• _INSTRUCTION_: The records below must be output exactly, without pictures.

• _DATA IN THIS EXERCISE_:
————
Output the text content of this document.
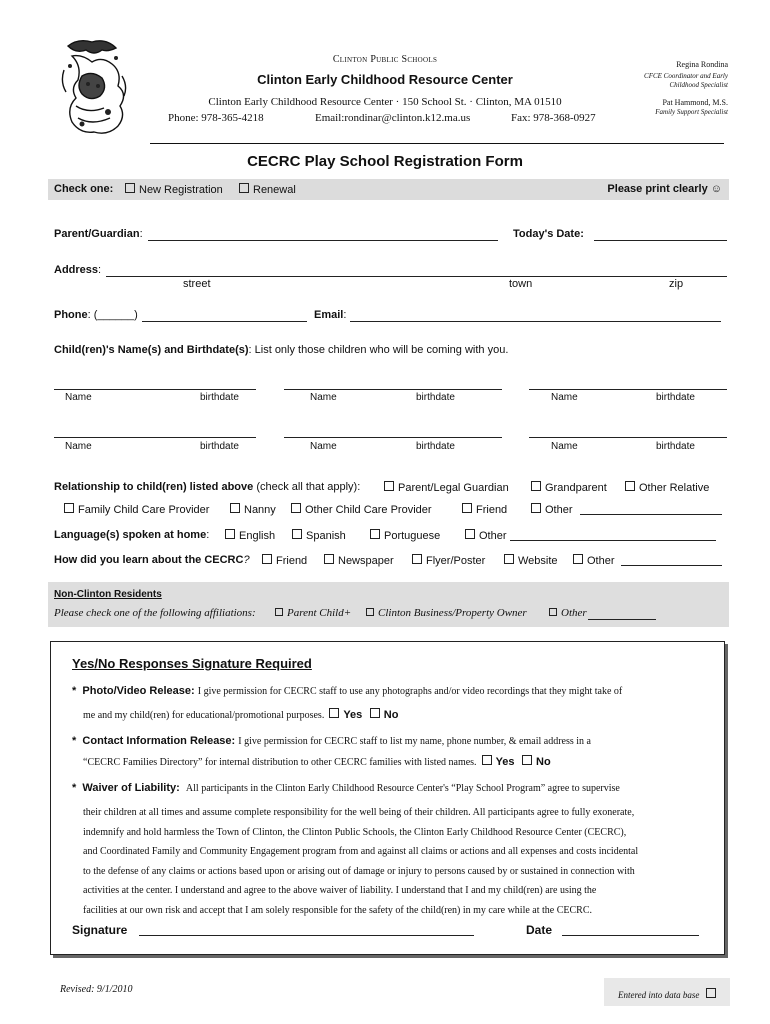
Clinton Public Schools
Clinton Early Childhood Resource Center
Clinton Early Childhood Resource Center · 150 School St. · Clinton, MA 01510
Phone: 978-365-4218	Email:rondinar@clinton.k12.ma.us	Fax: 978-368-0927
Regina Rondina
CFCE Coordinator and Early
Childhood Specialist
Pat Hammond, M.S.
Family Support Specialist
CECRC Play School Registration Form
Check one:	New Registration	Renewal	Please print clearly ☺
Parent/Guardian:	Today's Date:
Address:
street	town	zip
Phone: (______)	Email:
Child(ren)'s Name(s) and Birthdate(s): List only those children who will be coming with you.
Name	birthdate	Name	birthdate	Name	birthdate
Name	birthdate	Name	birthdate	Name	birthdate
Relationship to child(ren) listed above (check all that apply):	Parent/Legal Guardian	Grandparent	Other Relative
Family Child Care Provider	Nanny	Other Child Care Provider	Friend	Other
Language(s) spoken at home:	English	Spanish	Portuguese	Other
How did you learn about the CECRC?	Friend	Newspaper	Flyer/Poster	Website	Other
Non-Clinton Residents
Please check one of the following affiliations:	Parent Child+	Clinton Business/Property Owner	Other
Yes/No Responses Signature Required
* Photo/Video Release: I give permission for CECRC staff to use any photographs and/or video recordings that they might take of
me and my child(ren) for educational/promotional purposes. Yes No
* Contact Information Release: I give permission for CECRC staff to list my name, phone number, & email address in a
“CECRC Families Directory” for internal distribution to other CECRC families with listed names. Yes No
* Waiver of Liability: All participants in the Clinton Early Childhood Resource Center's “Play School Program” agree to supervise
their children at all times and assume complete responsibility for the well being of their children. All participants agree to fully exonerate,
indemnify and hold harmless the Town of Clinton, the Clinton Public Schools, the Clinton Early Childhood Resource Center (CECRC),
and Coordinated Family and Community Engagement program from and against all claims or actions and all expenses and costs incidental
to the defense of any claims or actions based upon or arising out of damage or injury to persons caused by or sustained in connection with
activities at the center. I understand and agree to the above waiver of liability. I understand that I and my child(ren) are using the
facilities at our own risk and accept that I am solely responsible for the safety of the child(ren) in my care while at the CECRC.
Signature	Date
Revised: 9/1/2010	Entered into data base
————
• _OUTPUT_:
Output the text content of this document.
Clinton Public Schools
Clinton Early Childhood Resource Center
Clinton Early Childhood Resource Center · 150 School St. · Clinton, MA 01510
Phone: 978-365-4218	Email:rondinar@clinton.k12.ma.us	Fax: 978-368-0927
Regina Rondina
CFCE Coordinator and Early
Childhood Specialist
Pat Hammond, M.S.
Family Support Specialist
CECRC Play School Registration Form
Check one:	New Registration	Renewal	Please print clearly ☺
Parent/Guardian:	Today's Date:
Address:
street	town	zip
Phone: (______)	Email:
Child(ren)'s Name(s) and Birthdate(s): List only those children who will be coming with you.
Name	birthdate	Name	birthdate	Name	birthdate
Name	birthdate	Name	birthdate	Name	birthdate
Relationship to child(ren) listed above (check all that apply):	Parent/Legal Guardian	Grandparent	Other Relative
Family Child Care Provider	Nanny	Other Child Care Provider	Friend	Other
Language(s) spoken at home:	English	Spanish	Portuguese	Other
How did you learn about the CECRC?	Friend	Newspaper	Flyer/Poster	Website	Other
Non-Clinton Residents
Please check one of the following affiliations:	Parent Child+	Clinton Business/Property Owner	Other
Yes/No Responses Signature Required
* Photo/Video Release: I give permission for CECRC staff to use any photographs and/or video recordings that they might take of
me and my child(ren) for educational/promotional purposes. Yes No
* Contact Information Release: I give permission for CECRC staff to list my name, phone number, & email address in a
“CECRC Families Directory” for internal distribution to other CECRC families with listed names. Yes No
* Waiver of Liability: All participants in the Clinton Early Childhood Resource Center's “Play School Program” agree to supervise
their children at all times and assume complete responsibility for the well being of their children. All participants agree to fully exonerate,
indemnify and hold harmless the Town of Clinton, the Clinton Public Schools, the Clinton Early Childhood Resource Center (CECRC),
and Coordinated Family and Community Engagement program from and against all claims or actions and all expenses and costs incidental
to the defense of any claims or actions based upon or arising out of damage or injury to persons caused by or sustained in connection with
activities at the center. I understand and agree to the above waiver of liability. I understand that I and my child(ren) are using the
facilities at our own risk and accept that I am solely responsible for the safety of the child(ren) in my care while at the CECRC.
Signature	Date
Revised: 9/1/2010	Entered into data base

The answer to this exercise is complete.